## DESCRIPTION OF THE TASK
Copy out every line of the entries below without changing a single character.

:: PROVIDED DATA

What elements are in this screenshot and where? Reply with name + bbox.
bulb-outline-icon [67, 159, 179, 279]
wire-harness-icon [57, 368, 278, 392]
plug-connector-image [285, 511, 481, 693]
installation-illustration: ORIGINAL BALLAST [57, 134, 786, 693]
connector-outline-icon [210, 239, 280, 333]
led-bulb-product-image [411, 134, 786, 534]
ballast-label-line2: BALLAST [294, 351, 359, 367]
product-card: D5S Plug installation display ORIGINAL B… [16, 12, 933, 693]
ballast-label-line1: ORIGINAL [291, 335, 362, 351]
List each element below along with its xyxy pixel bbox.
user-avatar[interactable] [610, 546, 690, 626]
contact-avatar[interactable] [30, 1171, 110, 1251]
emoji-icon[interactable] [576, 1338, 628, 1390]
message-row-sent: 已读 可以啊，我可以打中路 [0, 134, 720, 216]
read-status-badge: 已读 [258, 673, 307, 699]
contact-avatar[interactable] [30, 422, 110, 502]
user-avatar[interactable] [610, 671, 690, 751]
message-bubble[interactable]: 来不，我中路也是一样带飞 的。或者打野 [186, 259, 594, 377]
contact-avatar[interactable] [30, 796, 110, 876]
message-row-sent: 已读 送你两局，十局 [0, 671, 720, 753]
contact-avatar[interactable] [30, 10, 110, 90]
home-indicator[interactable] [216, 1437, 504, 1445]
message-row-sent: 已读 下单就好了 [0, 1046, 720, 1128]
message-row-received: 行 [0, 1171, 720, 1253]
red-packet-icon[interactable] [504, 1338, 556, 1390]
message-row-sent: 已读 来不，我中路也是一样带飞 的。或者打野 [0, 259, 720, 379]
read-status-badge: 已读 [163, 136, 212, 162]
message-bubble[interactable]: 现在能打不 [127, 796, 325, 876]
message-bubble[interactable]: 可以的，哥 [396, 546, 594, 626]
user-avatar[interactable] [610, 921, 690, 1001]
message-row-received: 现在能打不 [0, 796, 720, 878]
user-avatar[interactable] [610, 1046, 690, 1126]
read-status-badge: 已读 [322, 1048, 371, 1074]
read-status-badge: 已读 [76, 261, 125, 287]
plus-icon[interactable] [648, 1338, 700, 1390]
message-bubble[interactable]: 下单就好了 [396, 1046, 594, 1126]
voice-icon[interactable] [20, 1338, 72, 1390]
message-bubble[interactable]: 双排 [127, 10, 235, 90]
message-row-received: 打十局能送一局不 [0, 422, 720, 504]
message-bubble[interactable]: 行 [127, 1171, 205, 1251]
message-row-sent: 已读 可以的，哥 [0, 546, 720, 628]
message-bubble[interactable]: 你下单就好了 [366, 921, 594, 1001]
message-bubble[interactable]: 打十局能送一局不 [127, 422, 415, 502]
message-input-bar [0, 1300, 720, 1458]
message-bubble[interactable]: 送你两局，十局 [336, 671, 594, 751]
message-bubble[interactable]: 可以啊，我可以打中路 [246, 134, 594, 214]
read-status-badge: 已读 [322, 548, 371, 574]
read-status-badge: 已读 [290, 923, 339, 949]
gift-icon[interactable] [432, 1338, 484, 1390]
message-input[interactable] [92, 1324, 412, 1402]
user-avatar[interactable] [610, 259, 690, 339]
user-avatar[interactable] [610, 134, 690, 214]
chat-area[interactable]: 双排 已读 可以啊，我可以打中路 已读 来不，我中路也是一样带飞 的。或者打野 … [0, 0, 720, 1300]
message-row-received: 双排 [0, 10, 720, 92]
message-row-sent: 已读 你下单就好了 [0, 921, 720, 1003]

::::

## EXERCISE SOLUTION
What elements are in this screenshot and where? Reply with name + bbox.
bulb-outline-icon [67, 159, 179, 279]
wire-harness-icon [57, 368, 278, 392]
plug-connector-image [285, 511, 481, 693]
installation-illustration: ORIGINAL BALLAST [57, 134, 786, 693]
connector-outline-icon [210, 239, 280, 333]
led-bulb-product-image [411, 134, 786, 534]
ballast-label-line2: BALLAST [294, 351, 359, 367]
product-card: D5S Plug installation display ORIGINAL B… [16, 12, 933, 693]
ballast-label-line1: ORIGINAL [291, 335, 362, 351]
List each element below along with its xyxy pixel bbox.
user-avatar[interactable] [610, 546, 690, 626]
contact-avatar[interactable] [30, 1171, 110, 1251]
emoji-icon[interactable] [576, 1338, 628, 1390]
message-row-sent: 已读 可以啊，我可以打中路 [0, 134, 720, 216]
read-status-badge: 已读 [258, 673, 307, 699]
contact-avatar[interactable] [30, 422, 110, 502]
user-avatar[interactable] [610, 671, 690, 751]
message-bubble[interactable]: 来不，我中路也是一样带飞 的。或者打野 [186, 259, 594, 377]
contact-avatar[interactable] [30, 796, 110, 876]
message-row-sent: 已读 送你两局，十局 [0, 671, 720, 753]
contact-avatar[interactable] [30, 10, 110, 90]
home-indicator[interactable] [216, 1437, 504, 1445]
message-row-sent: 已读 下单就好了 [0, 1046, 720, 1128]
message-row-received: 行 [0, 1171, 720, 1253]
red-packet-icon[interactable] [504, 1338, 556, 1390]
message-row-sent: 已读 来不，我中路也是一样带飞 的。或者打野 [0, 259, 720, 379]
read-status-badge: 已读 [163, 136, 212, 162]
message-bubble[interactable]: 现在能打不 [127, 796, 325, 876]
message-bubble[interactable]: 可以的，哥 [396, 546, 594, 626]
user-avatar[interactable] [610, 921, 690, 1001]
message-row-received: 现在能打不 [0, 796, 720, 878]
user-avatar[interactable] [610, 1046, 690, 1126]
read-status-badge: 已读 [322, 1048, 371, 1074]
read-status-badge: 已读 [76, 261, 125, 287]
plus-icon[interactable] [648, 1338, 700, 1390]
message-bubble[interactable]: 下单就好了 [396, 1046, 594, 1126]
voice-icon[interactable] [20, 1338, 72, 1390]
message-bubble[interactable]: 双排 [127, 10, 235, 90]
message-row-received: 打十局能送一局不 [0, 422, 720, 504]
message-bubble[interactable]: 行 [127, 1171, 205, 1251]
message-row-sent: 已读 可以的，哥 [0, 546, 720, 628]
message-bubble[interactable]: 你下单就好了 [366, 921, 594, 1001]
message-bubble[interactable]: 打十局能送一局不 [127, 422, 415, 502]
message-input-bar [0, 1300, 720, 1458]
message-bubble[interactable]: 送你两局，十局 [336, 671, 594, 751]
message-bubble[interactable]: 可以啊，我可以打中路 [246, 134, 594, 214]
read-status-badge: 已读 [322, 548, 371, 574]
read-status-badge: 已读 [290, 923, 339, 949]
gift-icon[interactable] [432, 1338, 484, 1390]
message-input[interactable] [92, 1324, 412, 1402]
user-avatar[interactable] [610, 259, 690, 339]
user-avatar[interactable] [610, 134, 690, 214]
chat-area[interactable]: 双排 已读 可以啊，我可以打中路 已读 来不，我中路也是一样带飞 的。或者打野 … [0, 0, 720, 1300]
message-row-received: 双排 [0, 10, 720, 92]
message-row-sent: 已读 你下单就好了 [0, 921, 720, 1003]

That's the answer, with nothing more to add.